'''
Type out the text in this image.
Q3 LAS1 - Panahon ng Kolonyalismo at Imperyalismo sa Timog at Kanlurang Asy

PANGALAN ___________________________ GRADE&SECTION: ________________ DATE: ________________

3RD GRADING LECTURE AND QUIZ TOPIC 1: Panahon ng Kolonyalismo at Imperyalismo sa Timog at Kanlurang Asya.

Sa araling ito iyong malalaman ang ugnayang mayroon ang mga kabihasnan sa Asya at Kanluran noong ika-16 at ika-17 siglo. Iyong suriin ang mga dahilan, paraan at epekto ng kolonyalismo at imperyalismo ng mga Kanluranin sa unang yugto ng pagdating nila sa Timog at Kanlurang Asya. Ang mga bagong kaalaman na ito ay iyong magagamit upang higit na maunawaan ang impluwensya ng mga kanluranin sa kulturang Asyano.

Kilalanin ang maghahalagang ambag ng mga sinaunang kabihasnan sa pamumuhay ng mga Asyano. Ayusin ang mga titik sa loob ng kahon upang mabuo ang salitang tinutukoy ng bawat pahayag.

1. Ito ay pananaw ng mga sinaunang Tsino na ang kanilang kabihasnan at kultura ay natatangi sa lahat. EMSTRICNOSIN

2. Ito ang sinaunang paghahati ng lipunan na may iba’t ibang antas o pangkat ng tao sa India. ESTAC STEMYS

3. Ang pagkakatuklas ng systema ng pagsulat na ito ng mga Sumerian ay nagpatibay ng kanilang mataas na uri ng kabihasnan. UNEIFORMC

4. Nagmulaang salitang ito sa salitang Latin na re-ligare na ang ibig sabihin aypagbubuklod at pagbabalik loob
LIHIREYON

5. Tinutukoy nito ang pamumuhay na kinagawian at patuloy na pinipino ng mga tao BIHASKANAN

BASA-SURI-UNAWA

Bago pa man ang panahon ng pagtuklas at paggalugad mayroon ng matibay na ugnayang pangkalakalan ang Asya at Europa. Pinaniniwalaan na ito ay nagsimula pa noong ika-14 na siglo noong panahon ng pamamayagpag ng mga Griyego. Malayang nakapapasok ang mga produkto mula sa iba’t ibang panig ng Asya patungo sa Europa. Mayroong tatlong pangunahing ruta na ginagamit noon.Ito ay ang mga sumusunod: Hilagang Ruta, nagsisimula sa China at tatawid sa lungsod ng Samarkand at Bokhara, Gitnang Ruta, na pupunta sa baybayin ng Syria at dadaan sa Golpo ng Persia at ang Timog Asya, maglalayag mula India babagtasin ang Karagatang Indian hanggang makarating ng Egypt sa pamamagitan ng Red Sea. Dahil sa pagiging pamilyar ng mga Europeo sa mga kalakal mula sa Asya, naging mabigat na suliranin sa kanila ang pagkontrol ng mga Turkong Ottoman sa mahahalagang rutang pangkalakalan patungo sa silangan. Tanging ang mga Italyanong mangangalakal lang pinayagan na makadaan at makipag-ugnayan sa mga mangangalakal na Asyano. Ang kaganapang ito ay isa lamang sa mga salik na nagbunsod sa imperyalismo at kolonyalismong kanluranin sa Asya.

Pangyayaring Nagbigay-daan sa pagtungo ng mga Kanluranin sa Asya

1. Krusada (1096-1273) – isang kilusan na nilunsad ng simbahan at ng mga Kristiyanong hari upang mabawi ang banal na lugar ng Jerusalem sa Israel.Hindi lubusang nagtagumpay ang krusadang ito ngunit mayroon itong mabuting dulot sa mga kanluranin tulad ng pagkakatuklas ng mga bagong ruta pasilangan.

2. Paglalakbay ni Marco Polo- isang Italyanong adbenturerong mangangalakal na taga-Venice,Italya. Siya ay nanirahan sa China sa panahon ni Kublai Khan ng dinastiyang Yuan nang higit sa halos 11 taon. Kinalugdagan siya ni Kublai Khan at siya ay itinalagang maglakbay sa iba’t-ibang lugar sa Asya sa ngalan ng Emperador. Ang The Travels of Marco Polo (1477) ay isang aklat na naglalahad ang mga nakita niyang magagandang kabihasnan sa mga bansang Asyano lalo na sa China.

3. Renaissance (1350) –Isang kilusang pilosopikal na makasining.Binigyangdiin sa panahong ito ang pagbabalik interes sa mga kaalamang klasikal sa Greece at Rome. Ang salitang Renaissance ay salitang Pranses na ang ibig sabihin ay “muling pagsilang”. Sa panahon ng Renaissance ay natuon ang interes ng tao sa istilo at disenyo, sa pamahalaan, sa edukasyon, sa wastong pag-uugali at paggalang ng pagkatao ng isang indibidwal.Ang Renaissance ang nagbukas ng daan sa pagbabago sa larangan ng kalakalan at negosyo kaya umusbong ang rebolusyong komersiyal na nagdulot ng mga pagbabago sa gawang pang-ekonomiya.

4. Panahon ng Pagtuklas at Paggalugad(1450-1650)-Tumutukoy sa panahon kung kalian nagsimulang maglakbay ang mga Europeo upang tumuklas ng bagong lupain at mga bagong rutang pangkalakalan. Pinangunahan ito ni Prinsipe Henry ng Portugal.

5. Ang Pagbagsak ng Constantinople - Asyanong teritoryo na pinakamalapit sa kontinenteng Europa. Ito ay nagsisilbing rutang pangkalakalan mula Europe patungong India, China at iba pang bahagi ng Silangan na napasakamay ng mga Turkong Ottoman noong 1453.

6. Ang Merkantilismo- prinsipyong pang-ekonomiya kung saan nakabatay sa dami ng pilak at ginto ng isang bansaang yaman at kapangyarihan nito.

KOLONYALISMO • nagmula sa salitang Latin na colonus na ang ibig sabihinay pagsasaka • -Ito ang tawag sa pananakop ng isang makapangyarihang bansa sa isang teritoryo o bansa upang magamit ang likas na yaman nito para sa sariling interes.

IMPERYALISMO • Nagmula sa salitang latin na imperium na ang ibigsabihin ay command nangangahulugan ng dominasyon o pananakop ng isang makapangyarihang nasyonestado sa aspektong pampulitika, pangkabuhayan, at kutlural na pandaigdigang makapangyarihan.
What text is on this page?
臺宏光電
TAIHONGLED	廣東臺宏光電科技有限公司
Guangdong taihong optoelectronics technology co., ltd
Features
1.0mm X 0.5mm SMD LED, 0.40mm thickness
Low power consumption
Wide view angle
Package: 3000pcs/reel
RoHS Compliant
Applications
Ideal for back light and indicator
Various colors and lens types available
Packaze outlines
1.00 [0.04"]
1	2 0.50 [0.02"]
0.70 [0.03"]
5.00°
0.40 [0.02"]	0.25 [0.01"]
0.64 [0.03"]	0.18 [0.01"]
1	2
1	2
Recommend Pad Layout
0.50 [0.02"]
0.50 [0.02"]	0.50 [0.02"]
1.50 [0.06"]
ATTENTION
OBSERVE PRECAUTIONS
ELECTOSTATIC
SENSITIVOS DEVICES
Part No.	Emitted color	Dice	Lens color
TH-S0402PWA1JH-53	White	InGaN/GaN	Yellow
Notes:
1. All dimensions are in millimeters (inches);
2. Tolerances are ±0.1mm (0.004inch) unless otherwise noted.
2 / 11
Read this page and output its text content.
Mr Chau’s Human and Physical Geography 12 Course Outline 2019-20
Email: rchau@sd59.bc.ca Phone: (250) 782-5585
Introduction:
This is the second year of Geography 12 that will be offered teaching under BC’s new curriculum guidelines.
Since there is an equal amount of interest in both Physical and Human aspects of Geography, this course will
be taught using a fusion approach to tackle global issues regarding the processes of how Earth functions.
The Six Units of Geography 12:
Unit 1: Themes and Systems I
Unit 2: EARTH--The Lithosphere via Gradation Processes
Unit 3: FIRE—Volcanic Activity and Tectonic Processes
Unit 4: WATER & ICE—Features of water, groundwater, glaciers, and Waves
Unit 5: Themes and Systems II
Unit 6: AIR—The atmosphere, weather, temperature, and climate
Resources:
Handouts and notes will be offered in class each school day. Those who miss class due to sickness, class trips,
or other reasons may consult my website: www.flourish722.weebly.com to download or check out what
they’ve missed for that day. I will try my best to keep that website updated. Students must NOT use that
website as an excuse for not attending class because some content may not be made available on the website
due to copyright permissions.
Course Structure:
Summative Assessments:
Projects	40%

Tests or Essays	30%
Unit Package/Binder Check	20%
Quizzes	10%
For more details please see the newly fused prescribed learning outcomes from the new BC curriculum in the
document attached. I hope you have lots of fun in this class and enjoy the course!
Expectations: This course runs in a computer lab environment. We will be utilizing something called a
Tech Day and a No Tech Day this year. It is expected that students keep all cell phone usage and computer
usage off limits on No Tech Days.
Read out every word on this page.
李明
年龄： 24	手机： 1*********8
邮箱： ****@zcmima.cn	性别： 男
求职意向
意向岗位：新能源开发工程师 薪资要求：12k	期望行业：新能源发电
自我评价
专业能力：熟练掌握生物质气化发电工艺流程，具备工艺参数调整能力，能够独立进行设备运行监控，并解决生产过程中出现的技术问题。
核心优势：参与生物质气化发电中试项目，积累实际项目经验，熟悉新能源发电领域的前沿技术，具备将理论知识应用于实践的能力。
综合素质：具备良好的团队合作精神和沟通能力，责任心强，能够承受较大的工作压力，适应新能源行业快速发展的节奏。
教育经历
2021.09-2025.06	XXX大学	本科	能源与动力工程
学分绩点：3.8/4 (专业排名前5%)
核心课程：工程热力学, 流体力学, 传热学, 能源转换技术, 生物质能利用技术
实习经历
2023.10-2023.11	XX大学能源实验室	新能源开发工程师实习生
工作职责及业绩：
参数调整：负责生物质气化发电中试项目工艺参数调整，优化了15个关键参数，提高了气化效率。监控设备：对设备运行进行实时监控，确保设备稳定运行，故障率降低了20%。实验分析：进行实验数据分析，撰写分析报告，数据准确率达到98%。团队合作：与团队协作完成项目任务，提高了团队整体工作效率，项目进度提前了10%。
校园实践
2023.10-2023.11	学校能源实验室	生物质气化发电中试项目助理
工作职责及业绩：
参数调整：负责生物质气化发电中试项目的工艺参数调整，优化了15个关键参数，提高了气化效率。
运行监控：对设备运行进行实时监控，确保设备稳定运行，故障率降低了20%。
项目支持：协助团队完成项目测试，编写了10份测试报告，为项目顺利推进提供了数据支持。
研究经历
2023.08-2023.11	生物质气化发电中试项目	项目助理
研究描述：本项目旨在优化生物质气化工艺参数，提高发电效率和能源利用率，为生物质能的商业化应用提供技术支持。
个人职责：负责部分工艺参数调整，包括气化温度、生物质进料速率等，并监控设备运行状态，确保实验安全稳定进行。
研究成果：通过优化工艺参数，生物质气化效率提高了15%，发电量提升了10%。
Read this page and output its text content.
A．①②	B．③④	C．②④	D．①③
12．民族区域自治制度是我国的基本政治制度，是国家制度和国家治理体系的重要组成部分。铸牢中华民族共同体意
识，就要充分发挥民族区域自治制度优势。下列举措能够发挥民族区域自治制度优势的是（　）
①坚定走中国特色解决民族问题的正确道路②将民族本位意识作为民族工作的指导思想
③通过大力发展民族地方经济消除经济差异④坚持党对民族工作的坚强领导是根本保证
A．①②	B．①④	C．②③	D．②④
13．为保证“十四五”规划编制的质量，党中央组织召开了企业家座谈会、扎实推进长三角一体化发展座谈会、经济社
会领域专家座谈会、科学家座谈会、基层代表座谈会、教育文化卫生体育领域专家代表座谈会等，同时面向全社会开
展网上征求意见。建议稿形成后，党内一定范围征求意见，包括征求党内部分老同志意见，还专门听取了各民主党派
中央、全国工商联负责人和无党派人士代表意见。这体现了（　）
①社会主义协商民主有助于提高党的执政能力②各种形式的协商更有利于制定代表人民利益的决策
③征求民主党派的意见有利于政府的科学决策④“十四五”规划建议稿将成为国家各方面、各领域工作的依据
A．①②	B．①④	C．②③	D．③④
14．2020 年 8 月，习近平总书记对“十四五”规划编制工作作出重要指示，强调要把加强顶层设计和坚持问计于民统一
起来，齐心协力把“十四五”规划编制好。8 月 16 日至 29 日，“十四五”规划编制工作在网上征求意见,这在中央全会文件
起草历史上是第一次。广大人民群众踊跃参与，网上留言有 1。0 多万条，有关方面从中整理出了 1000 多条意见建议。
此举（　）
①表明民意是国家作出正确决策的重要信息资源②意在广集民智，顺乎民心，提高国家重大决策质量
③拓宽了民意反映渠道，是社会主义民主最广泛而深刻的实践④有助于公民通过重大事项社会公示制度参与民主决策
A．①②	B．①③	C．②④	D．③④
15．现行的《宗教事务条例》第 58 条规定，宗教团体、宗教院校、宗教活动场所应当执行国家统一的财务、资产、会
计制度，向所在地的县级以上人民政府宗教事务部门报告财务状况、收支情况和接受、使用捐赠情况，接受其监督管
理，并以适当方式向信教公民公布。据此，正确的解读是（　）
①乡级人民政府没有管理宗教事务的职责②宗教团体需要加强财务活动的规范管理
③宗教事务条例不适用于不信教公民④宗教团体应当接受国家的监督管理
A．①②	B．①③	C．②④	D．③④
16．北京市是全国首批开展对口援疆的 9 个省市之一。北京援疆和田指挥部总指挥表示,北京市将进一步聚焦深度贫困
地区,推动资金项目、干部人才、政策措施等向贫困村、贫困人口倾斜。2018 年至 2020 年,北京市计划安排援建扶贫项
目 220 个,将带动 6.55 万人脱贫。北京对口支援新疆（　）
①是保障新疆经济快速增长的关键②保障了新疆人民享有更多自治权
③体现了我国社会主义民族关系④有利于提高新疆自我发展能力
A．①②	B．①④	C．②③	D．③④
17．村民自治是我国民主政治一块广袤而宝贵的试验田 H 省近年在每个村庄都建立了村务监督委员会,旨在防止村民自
'''
Say how many lines in the records above hold "确保设备稳定运行", and give no other text.

2